(Short exercise):
All of the data should be repeated exactly; pictures are not part of the copy.

>>>>>

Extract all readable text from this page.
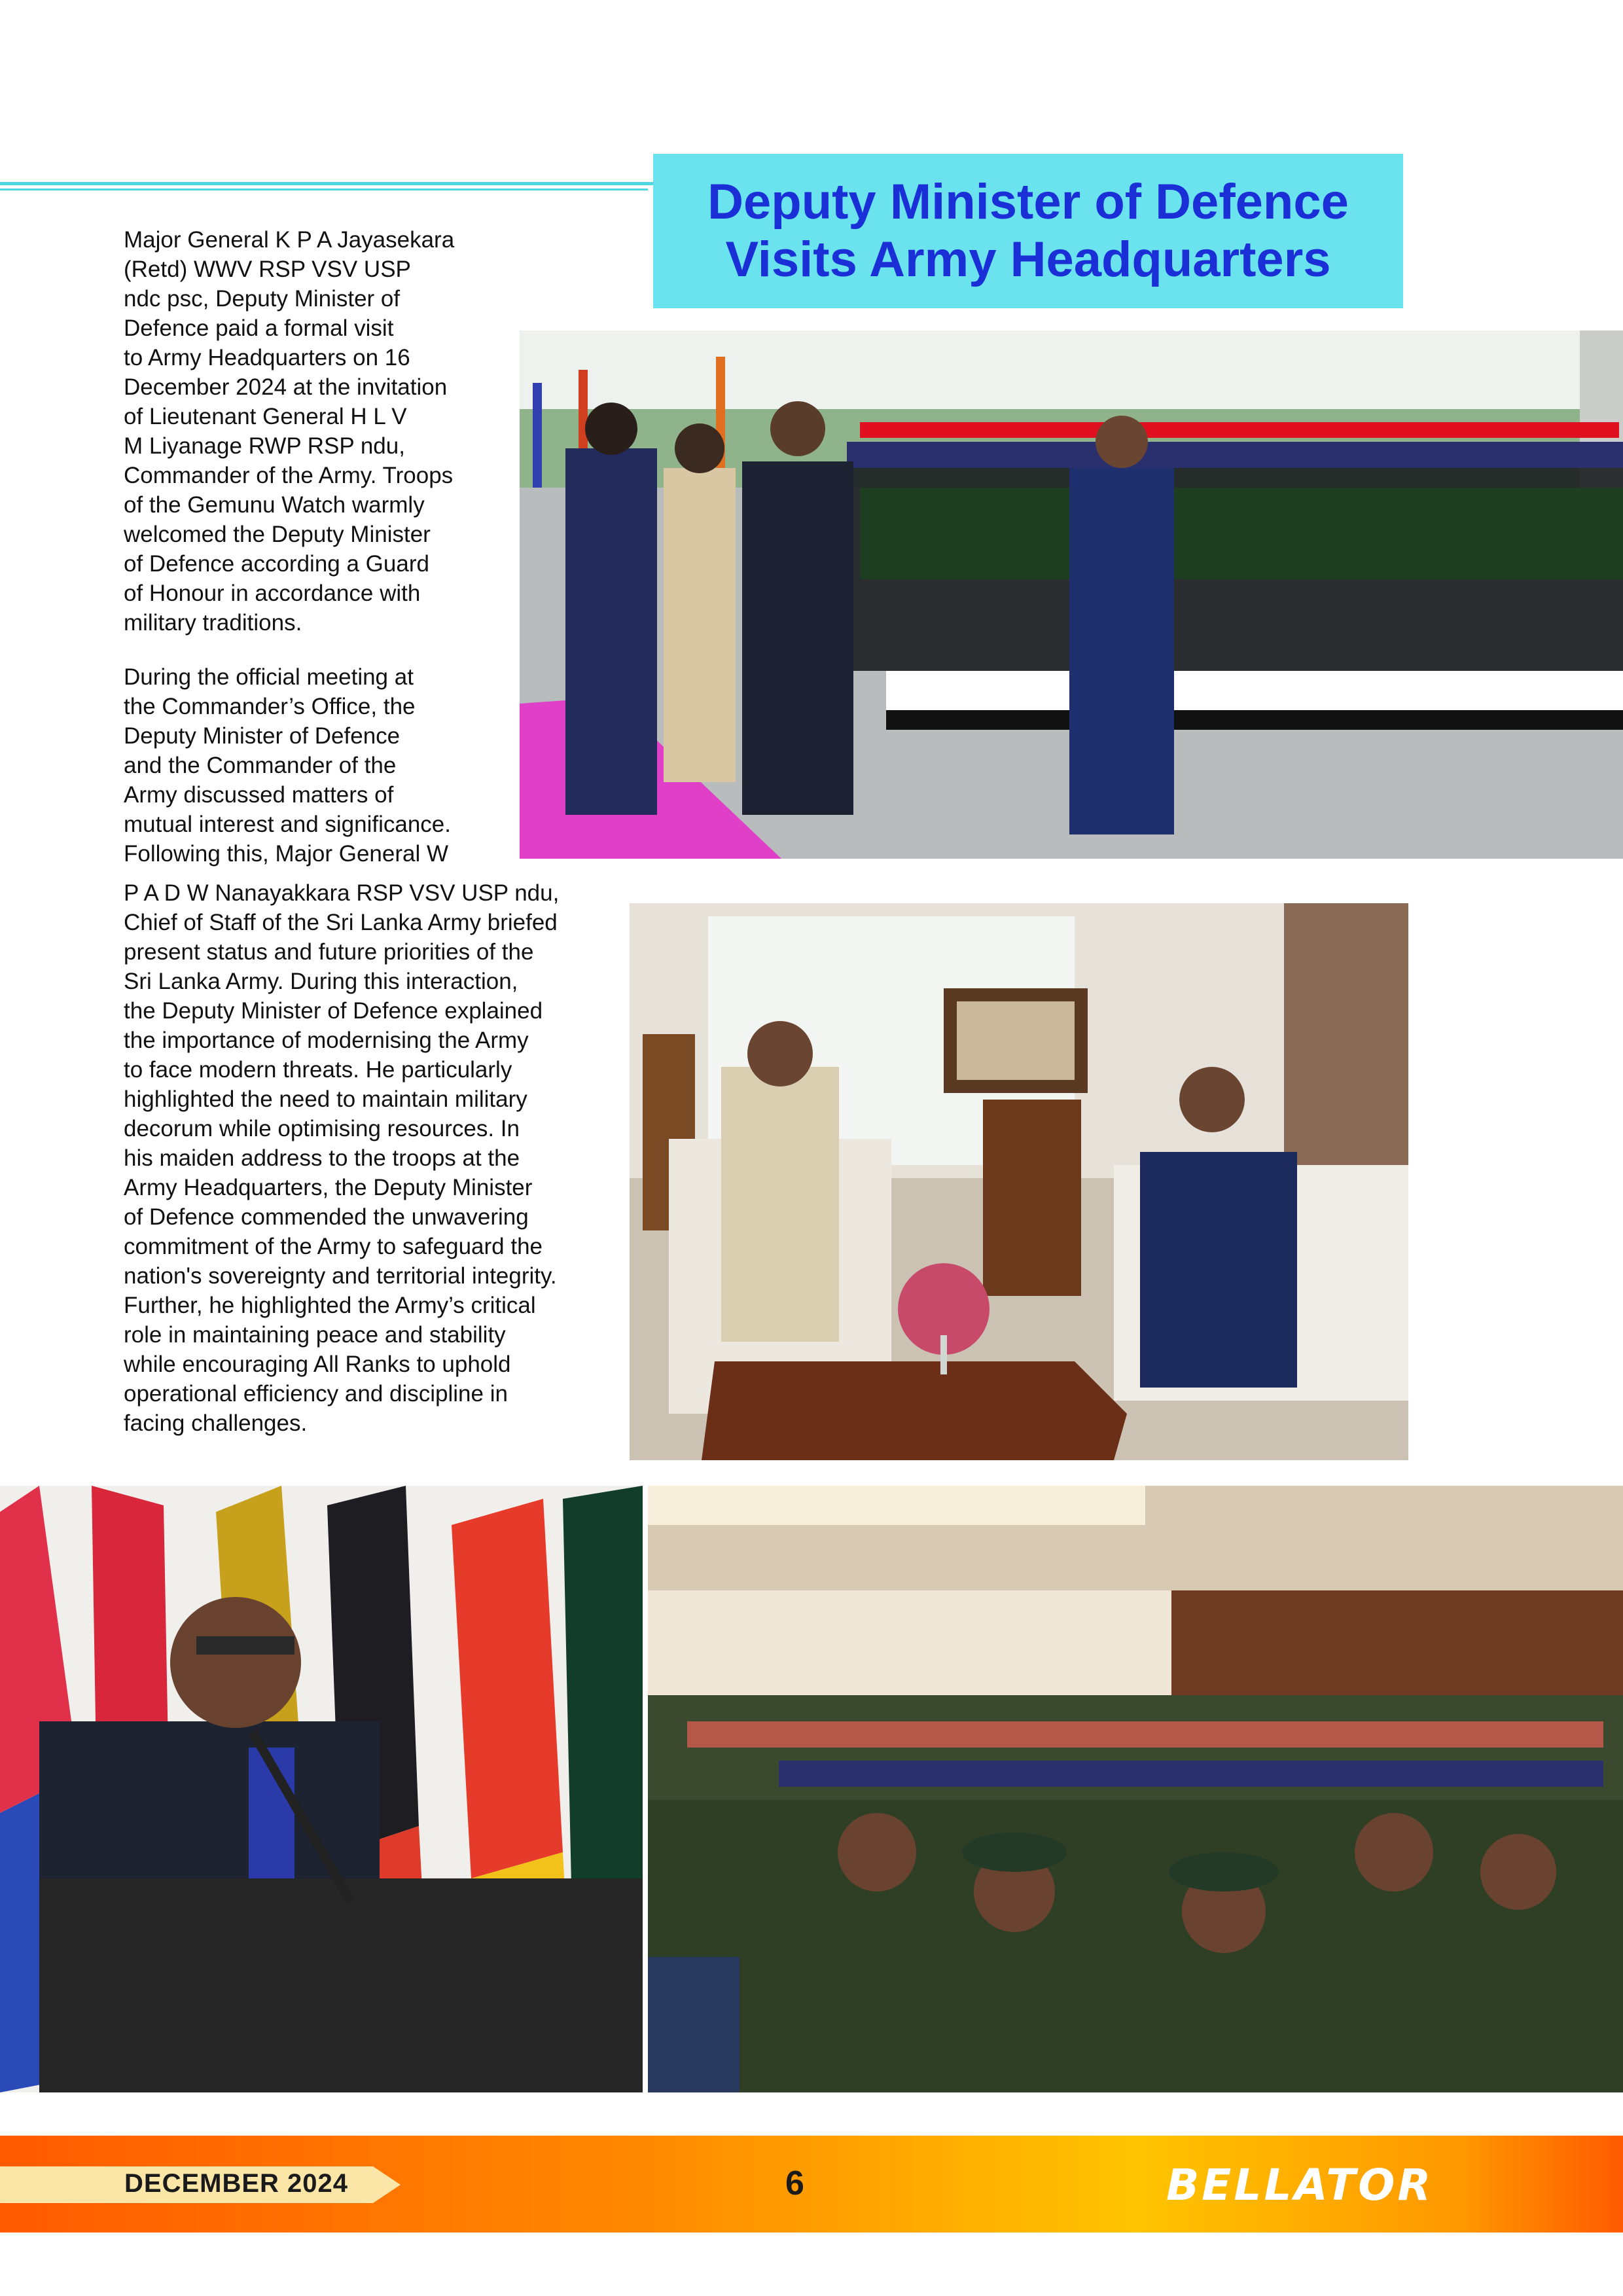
Deputy Minister of Defence
Visits Army Headquarters
Major General K P A Jayasekara
(Retd) WWV RSP VSV USP
ndc psc, Deputy Minister of
Defence paid a formal visit
to Army Headquarters on 16
December 2024 at the invitation
of Lieutenant General H L V
M Liyanage RWP RSP ndu,
Commander of the Army. Troops
of the Gemunu Watch warmly
welcomed the Deputy Minister
of Defence according a Guard
of Honour in accordance with
military traditions.
During the official meeting at
the Commander’s Office, the
Deputy Minister of Defence
and the Commander of the
Army discussed matters of
mutual interest and significance.
Following this, Major General W
P A D W Nanayakkara RSP VSV USP ndu,
Chief of Staff of the Sri Lanka Army briefed
present status and future priorities of the
Sri Lanka Army. During this interaction,
the Deputy Minister of Defence explained
the importance of modernising the Army
to face modern threats. He particularly
highlighted the need to maintain military
decorum while optimising resources. In
his maiden address to the troops at the
Army Headquarters, the Deputy Minister
of Defence commended the unwavering
commitment of the Army to safeguard the
nation's sovereignty and territorial integrity.
Further, he highlighted the Army’s critical
role in maintaining peace and stability
while encouraging All Ranks to uphold
operational efficiency and discipline in
facing challenges.
DECEMBER 2024	6	BELLATOR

<<<<<

(Exercise result):
Extract all readable text from this page.
Deputy Minister of Defence
Visits Army Headquarters
Major General K P A Jayasekara
(Retd) WWV RSP VSV USP
ndc psc, Deputy Minister of
Defence paid a formal visit
to Army Headquarters on 16
December 2024 at the invitation
of Lieutenant General H L V
M Liyanage RWP RSP ndu,
Commander of the Army. Troops
of the Gemunu Watch warmly
welcomed the Deputy Minister
of Defence according a Guard
of Honour in accordance with
military traditions.
During the official meeting at
the Commander’s Office, the
Deputy Minister of Defence
and the Commander of the
Army discussed matters of
mutual interest and significance.
Following this, Major General W
P A D W Nanayakkara RSP VSV USP ndu,
Chief of Staff of the Sri Lanka Army briefed
present status and future priorities of the
Sri Lanka Army. During this interaction,
the Deputy Minister of Defence explained
the importance of modernising the Army
to face modern threats. He particularly
highlighted the need to maintain military
decorum while optimising resources. In
his maiden address to the troops at the
Army Headquarters, the Deputy Minister
of Defence commended the unwavering
commitment of the Army to safeguard the
nation's sovereignty and territorial integrity.
Further, he highlighted the Army’s critical
role in maintaining peace and stability
while encouraging All Ranks to uphold
operational efficiency and discipline in
facing challenges.
DECEMBER 2024	6	BELLATOR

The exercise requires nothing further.